++++ RECORDS SHOWN ++++

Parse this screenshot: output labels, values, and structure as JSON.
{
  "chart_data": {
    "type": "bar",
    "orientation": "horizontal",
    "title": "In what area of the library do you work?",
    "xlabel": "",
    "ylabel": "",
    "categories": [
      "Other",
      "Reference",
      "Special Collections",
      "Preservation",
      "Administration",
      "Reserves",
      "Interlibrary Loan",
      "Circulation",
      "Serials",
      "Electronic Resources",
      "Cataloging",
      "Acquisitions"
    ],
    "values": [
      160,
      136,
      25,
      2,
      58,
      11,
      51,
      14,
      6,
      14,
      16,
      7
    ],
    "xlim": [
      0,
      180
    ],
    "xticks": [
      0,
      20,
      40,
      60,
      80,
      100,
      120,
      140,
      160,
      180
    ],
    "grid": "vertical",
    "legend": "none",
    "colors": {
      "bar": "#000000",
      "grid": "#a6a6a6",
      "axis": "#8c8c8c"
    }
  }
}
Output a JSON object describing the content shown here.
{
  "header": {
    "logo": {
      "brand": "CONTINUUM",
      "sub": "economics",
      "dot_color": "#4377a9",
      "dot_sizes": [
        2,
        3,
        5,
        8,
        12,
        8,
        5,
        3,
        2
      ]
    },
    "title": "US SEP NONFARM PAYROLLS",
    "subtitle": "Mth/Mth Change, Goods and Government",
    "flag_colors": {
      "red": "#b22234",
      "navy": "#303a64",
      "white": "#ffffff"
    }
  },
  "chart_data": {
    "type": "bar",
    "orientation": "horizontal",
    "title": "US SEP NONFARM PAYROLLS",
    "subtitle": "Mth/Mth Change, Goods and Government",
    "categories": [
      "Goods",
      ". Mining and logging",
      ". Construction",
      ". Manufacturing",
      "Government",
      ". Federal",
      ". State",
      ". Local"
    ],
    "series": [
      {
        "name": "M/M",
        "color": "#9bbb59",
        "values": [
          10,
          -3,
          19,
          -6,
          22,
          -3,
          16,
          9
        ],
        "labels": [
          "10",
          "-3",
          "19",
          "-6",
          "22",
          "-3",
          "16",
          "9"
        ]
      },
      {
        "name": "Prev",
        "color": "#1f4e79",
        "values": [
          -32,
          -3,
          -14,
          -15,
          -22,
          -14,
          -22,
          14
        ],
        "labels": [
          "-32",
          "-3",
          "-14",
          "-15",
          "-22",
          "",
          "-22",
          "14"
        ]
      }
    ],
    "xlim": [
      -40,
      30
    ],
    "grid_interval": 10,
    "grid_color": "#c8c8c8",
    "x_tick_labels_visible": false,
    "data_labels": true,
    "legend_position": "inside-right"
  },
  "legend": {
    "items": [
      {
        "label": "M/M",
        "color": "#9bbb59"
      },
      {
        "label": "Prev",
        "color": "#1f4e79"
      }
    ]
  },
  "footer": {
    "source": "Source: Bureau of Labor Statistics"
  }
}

++++

GOAL:
Reproduce the material above, every line of it, exactly.

EXERCISE SOLUTION:
Parse this screenshot: output labels, values, and structure as JSON.
{
  "chart_data": {
    "type": "bar",
    "orientation": "horizontal",
    "title": "In what area of the library do you work?",
    "xlabel": "",
    "ylabel": "",
    "categories": [
      "Other",
      "Reference",
      "Special Collections",
      "Preservation",
      "Administration",
      "Reserves",
      "Interlibrary Loan",
      "Circulation",
      "Serials",
      "Electronic Resources",
      "Cataloging",
      "Acquisitions"
    ],
    "values": [
      160,
      136,
      25,
      2,
      58,
      11,
      51,
      14,
      6,
      14,
      16,
      7
    ],
    "xlim": [
      0,
      180
    ],
    "xticks": [
      0,
      20,
      40,
      60,
      80,
      100,
      120,
      140,
      160,
      180
    ],
    "grid": "vertical",
    "legend": "none",
    "colors": {
      "bar": "#000000",
      "grid": "#a6a6a6",
      "axis": "#8c8c8c"
    }
  }
}
Output a JSON object describing the content shown here.
{
  "header": {
    "logo": {
      "brand": "CONTINUUM",
      "sub": "economics",
      "dot_color": "#4377a9",
      "dot_sizes": [
        2,
        3,
        5,
        8,
        12,
        8,
        5,
        3,
        2
      ]
    },
    "title": "US SEP NONFARM PAYROLLS",
    "subtitle": "Mth/Mth Change, Goods and Government",
    "flag_colors": {
      "red": "#b22234",
      "navy": "#303a64",
      "white": "#ffffff"
    }
  },
  "chart_data": {
    "type": "bar",
    "orientation": "horizontal",
    "title": "US SEP NONFARM PAYROLLS",
    "subtitle": "Mth/Mth Change, Goods and Government",
    "categories": [
      "Goods",
      ". Mining and logging",
      ". Construction",
      ". Manufacturing",
      "Government",
      ". Federal",
      ". State",
      ". Local"
    ],
    "series": [
      {
        "name": "M/M",
        "color": "#9bbb59",
        "values": [
          10,
          -3,
          19,
          -6,
          22,
          -3,
          16,
          9
        ],
        "labels": [
          "10",
          "-3",
          "19",
          "-6",
          "22",
          "-3",
          "16",
          "9"
        ]
      },
      {
        "name": "Prev",
        "color": "#1f4e79",
        "values": [
          -32,
          -3,
          -14,
          -15,
          -22,
          -14,
          -22,
          14
        ],
        "labels": [
          "-32",
          "-3",
          "-14",
          "-15",
          "-22",
          "",
          "-22",
          "14"
        ]
      }
    ],
    "xlim": [
      -40,
      30
    ],
    "grid_interval": 10,
    "grid_color": "#c8c8c8",
    "x_tick_labels_visible": false,
    "data_labels": true,
    "legend_position": "inside-right"
  },
  "legend": {
    "items": [
      {
        "label": "M/M",
        "color": "#9bbb59"
      },
      {
        "label": "Prev",
        "color": "#1f4e79"
      }
    ]
  },
  "footer": {
    "source": "Source: Bureau of Labor Statistics"
  }
}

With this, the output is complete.